» Records
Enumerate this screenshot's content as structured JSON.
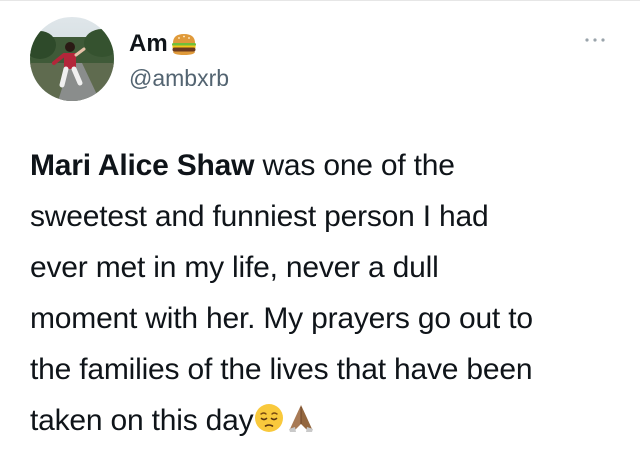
{
  "author": {
    "display_name": "Am",
    "name_emoji": "hamburger-emoji",
    "handle": "@ambxrb",
    "avatar": "profile-photo"
  },
  "tweet": {
    "mention": "Mari Alice Shaw",
    "lines": [
      " was one of the",
      "sweetest and funniest person I had",
      "ever met in my life, never a dull",
      "moment with her. My prayers go out to",
      "the families of the lives that have been",
      "taken on this day"
    ],
    "trailing_emojis": [
      "pensive-face-emoji",
      "folded-hands-emoji"
    ]
  },
  "icons": {
    "more": "more-options-icon"
  },
  "colors": {
    "text": "#0f1419",
    "secondary_text": "#536471",
    "background": "#ffffff"
  }
}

» Exercise description
Can the entries above be repeated exactly, without their pictures?

» Output of the exercise
Enumerate this screenshot's content as structured JSON.
{
  "author": {
    "display_name": "Am",
    "name_emoji": "hamburger-emoji",
    "handle": "@ambxrb",
    "avatar": "profile-photo"
  },
  "tweet": {
    "mention": "Mari Alice Shaw",
    "lines": [
      " was one of the",
      "sweetest and funniest person I had",
      "ever met in my life, never a dull",
      "moment with her. My prayers go out to",
      "the families of the lives that have been",
      "taken on this day"
    ],
    "trailing_emojis": [
      "pensive-face-emoji",
      "folded-hands-emoji"
    ]
  },
  "icons": {
    "more": "more-options-icon"
  },
  "colors": {
    "text": "#0f1419",
    "secondary_text": "#536471",
    "background": "#ffffff"
  }
}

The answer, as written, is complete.